(Rows from a dataset)
##########

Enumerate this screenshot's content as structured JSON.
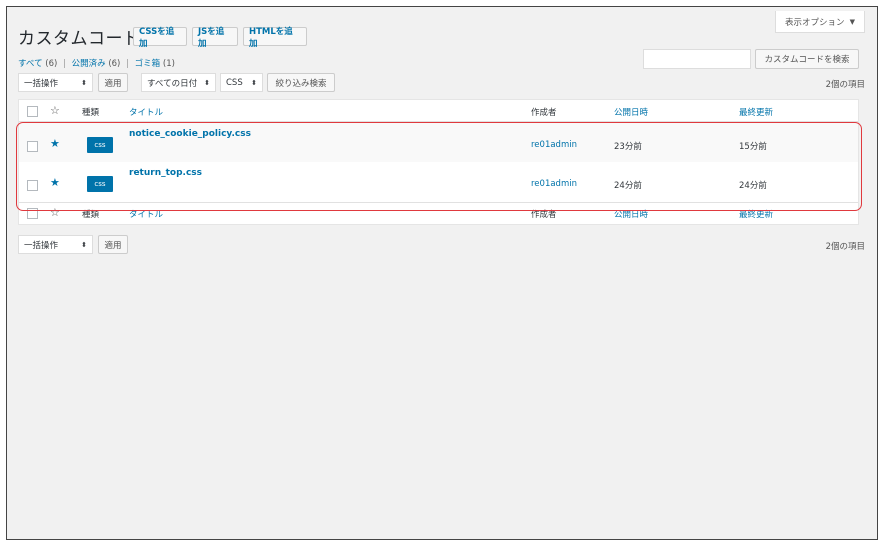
{
  "header": {
    "title": "カスタムコード",
    "add_buttons": [
      "CSSを追加",
      "JSを追加",
      "HTMLを追加"
    ],
    "screen_options": "表示オプション",
    "screen_options_icon": "caret-down-icon"
  },
  "filters": {
    "all_label": "すべて",
    "all_count": "(6)",
    "published_label": "公開済み",
    "published_count": "(6)",
    "trash_label": "ゴミ箱",
    "trash_count": "(1)",
    "separator": "|"
  },
  "search": {
    "placeholder": "",
    "button": "カスタムコードを検索"
  },
  "toolbar_top": {
    "bulk_action": "一括操作",
    "apply": "適用",
    "date_filter": "すべての日付",
    "type_filter": "CSS",
    "filter_button": "絞り込み検索",
    "items_count": "2個の項目"
  },
  "table": {
    "columns": {
      "type": "種類",
      "title": "タイトル",
      "author": "作成者",
      "date": "公開日時",
      "modified": "最終更新"
    },
    "rows": [
      {
        "type_badge": "css",
        "title": "notice_cookie_policy.css",
        "author": "re01admin",
        "date": "23分前",
        "modified": "15分前",
        "starred": true
      },
      {
        "type_badge": "css",
        "title": "return_top.css",
        "author": "re01admin",
        "date": "24分前",
        "modified": "24分前",
        "starred": true
      }
    ]
  },
  "toolbar_bottom": {
    "bulk_action": "一括操作",
    "apply": "適用",
    "items_count": "2個の項目"
  },
  "colors": {
    "accent": "#0073aa",
    "highlight": "#e0393e",
    "background": "#f1f1f1"
  }
}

##########

CHALLENGE> Keep every word of the data as it is when you write it out, but drop the pictures.

COMPLETE OUTPUT>
Enumerate this screenshot's content as structured JSON.
{
  "header": {
    "title": "カスタムコード",
    "add_buttons": [
      "CSSを追加",
      "JSを追加",
      "HTMLを追加"
    ],
    "screen_options": "表示オプション",
    "screen_options_icon": "caret-down-icon"
  },
  "filters": {
    "all_label": "すべて",
    "all_count": "(6)",
    "published_label": "公開済み",
    "published_count": "(6)",
    "trash_label": "ゴミ箱",
    "trash_count": "(1)",
    "separator": "|"
  },
  "search": {
    "placeholder": "",
    "button": "カスタムコードを検索"
  },
  "toolbar_top": {
    "bulk_action": "一括操作",
    "apply": "適用",
    "date_filter": "すべての日付",
    "type_filter": "CSS",
    "filter_button": "絞り込み検索",
    "items_count": "2個の項目"
  },
  "table": {
    "columns": {
      "type": "種類",
      "title": "タイトル",
      "author": "作成者",
      "date": "公開日時",
      "modified": "最終更新"
    },
    "rows": [
      {
        "type_badge": "css",
        "title": "notice_cookie_policy.css",
        "author": "re01admin",
        "date": "23分前",
        "modified": "15分前",
        "starred": true
      },
      {
        "type_badge": "css",
        "title": "return_top.css",
        "author": "re01admin",
        "date": "24分前",
        "modified": "24分前",
        "starred": true
      }
    ]
  },
  "toolbar_bottom": {
    "bulk_action": "一括操作",
    "apply": "適用",
    "items_count": "2個の項目"
  },
  "colors": {
    "accent": "#0073aa",
    "highlight": "#e0393e",
    "background": "#f1f1f1"
  }
}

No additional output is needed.